* [The request]: Copy the lines that follow, keeping every character the same.
=======
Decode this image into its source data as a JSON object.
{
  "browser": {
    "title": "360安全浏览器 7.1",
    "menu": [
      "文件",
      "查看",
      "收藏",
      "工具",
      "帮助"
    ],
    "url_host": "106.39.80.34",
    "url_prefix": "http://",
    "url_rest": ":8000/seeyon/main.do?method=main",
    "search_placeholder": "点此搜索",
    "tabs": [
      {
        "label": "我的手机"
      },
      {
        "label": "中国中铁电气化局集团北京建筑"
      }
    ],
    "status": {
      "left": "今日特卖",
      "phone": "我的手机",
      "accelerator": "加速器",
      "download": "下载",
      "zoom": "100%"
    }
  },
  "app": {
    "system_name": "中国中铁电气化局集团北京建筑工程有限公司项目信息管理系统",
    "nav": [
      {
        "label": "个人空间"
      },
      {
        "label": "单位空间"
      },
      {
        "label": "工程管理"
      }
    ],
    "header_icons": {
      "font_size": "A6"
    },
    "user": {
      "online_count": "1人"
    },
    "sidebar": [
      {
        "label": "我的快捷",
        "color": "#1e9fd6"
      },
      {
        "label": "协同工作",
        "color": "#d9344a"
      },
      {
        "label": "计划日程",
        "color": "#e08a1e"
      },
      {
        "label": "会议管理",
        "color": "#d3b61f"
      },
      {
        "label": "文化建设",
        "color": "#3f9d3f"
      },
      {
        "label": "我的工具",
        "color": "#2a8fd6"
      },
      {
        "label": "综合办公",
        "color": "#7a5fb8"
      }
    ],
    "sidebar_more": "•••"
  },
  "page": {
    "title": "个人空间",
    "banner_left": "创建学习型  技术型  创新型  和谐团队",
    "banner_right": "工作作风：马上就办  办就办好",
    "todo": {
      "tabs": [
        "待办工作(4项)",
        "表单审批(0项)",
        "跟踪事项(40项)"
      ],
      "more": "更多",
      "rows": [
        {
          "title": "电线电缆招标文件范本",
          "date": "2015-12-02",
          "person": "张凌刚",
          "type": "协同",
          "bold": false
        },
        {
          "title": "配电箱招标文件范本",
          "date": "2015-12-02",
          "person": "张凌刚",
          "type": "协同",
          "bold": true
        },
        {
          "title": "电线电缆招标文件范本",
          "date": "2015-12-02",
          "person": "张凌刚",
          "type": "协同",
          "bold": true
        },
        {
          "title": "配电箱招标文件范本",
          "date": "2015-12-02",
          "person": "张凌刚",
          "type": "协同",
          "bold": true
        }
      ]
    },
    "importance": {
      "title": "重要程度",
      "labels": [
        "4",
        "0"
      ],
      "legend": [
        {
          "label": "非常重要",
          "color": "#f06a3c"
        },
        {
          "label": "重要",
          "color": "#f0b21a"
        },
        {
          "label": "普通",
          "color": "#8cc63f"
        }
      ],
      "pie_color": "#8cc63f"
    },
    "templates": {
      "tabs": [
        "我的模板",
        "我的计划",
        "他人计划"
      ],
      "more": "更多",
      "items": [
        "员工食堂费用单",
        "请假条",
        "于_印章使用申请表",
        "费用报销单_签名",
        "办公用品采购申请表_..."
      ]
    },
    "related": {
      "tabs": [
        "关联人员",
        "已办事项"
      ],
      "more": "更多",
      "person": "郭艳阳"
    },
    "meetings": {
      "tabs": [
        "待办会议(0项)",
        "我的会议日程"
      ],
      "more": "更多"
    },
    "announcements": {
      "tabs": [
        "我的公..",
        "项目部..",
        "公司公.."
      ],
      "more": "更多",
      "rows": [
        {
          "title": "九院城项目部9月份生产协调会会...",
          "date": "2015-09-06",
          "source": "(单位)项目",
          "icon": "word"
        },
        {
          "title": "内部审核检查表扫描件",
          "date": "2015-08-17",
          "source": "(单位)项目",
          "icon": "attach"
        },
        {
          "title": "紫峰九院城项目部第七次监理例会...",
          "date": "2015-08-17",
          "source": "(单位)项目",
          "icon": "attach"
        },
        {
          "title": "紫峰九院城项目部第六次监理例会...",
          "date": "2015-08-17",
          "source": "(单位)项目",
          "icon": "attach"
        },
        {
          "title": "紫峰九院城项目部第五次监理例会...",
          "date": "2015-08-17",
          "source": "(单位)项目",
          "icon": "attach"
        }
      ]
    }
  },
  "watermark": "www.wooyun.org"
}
=======
* [Response]:
Decode this image into its source data as a JSON object.
{
  "browser": {
    "title": "360安全浏览器 7.1",
    "menu": [
      "文件",
      "查看",
      "收藏",
      "工具",
      "帮助"
    ],
    "url_host": "106.39.80.34",
    "url_prefix": "http://",
    "url_rest": ":8000/seeyon/main.do?method=main",
    "search_placeholder": "点此搜索",
    "tabs": [
      {
        "label": "我的手机"
      },
      {
        "label": "中国中铁电气化局集团北京建筑"
      }
    ],
    "status": {
      "left": "今日特卖",
      "phone": "我的手机",
      "accelerator": "加速器",
      "download": "下载",
      "zoom": "100%"
    }
  },
  "app": {
    "system_name": "中国中铁电气化局集团北京建筑工程有限公司项目信息管理系统",
    "nav": [
      {
        "label": "个人空间"
      },
      {
        "label": "单位空间"
      },
      {
        "label": "工程管理"
      }
    ],
    "header_icons": {
      "font_size": "A6"
    },
    "user": {
      "online_count": "1人"
    },
    "sidebar": [
      {
        "label": "我的快捷",
        "color": "#1e9fd6"
      },
      {
        "label": "协同工作",
        "color": "#d9344a"
      },
      {
        "label": "计划日程",
        "color": "#e08a1e"
      },
      {
        "label": "会议管理",
        "color": "#d3b61f"
      },
      {
        "label": "文化建设",
        "color": "#3f9d3f"
      },
      {
        "label": "我的工具",
        "color": "#2a8fd6"
      },
      {
        "label": "综合办公",
        "color": "#7a5fb8"
      }
    ],
    "sidebar_more": "•••"
  },
  "page": {
    "title": "个人空间",
    "banner_left": "创建学习型  技术型  创新型  和谐团队",
    "banner_right": "工作作风：马上就办  办就办好",
    "todo": {
      "tabs": [
        "待办工作(4项)",
        "表单审批(0项)",
        "跟踪事项(40项)"
      ],
      "more": "更多",
      "rows": [
        {
          "title": "电线电缆招标文件范本",
          "date": "2015-12-02",
          "person": "张凌刚",
          "type": "协同",
          "bold": false
        },
        {
          "title": "配电箱招标文件范本",
          "date": "2015-12-02",
          "person": "张凌刚",
          "type": "协同",
          "bold": true
        },
        {
          "title": "电线电缆招标文件范本",
          "date": "2015-12-02",
          "person": "张凌刚",
          "type": "协同",
          "bold": true
        },
        {
          "title": "配电箱招标文件范本",
          "date": "2015-12-02",
          "person": "张凌刚",
          "type": "协同",
          "bold": true
        }
      ]
    },
    "importance": {
      "title": "重要程度",
      "labels": [
        "4",
        "0"
      ],
      "legend": [
        {
          "label": "非常重要",
          "color": "#f06a3c"
        },
        {
          "label": "重要",
          "color": "#f0b21a"
        },
        {
          "label": "普通",
          "color": "#8cc63f"
        }
      ],
      "pie_color": "#8cc63f"
    },
    "templates": {
      "tabs": [
        "我的模板",
        "我的计划",
        "他人计划"
      ],
      "more": "更多",
      "items": [
        "员工食堂费用单",
        "请假条",
        "于_印章使用申请表",
        "费用报销单_签名",
        "办公用品采购申请表_..."
      ]
    },
    "related": {
      "tabs": [
        "关联人员",
        "已办事项"
      ],
      "more": "更多",
      "person": "郭艳阳"
    },
    "meetings": {
      "tabs": [
        "待办会议(0项)",
        "我的会议日程"
      ],
      "more": "更多"
    },
    "announcements": {
      "tabs": [
        "我的公..",
        "项目部..",
        "公司公.."
      ],
      "more": "更多",
      "rows": [
        {
          "title": "九院城项目部9月份生产协调会会...",
          "date": "2015-09-06",
          "source": "(单位)项目",
          "icon": "word"
        },
        {
          "title": "内部审核检查表扫描件",
          "date": "2015-08-17",
          "source": "(单位)项目",
          "icon": "attach"
        },
        {
          "title": "紫峰九院城项目部第七次监理例会...",
          "date": "2015-08-17",
          "source": "(单位)项目",
          "icon": "attach"
        },
        {
          "title": "紫峰九院城项目部第六次监理例会...",
          "date": "2015-08-17",
          "source": "(单位)项目",
          "icon": "attach"
        },
        {
          "title": "紫峰九院城项目部第五次监理例会...",
          "date": "2015-08-17",
          "source": "(单位)项目",
          "icon": "attach"
        }
      ]
    }
  },
  "watermark": "www.wooyun.org"
}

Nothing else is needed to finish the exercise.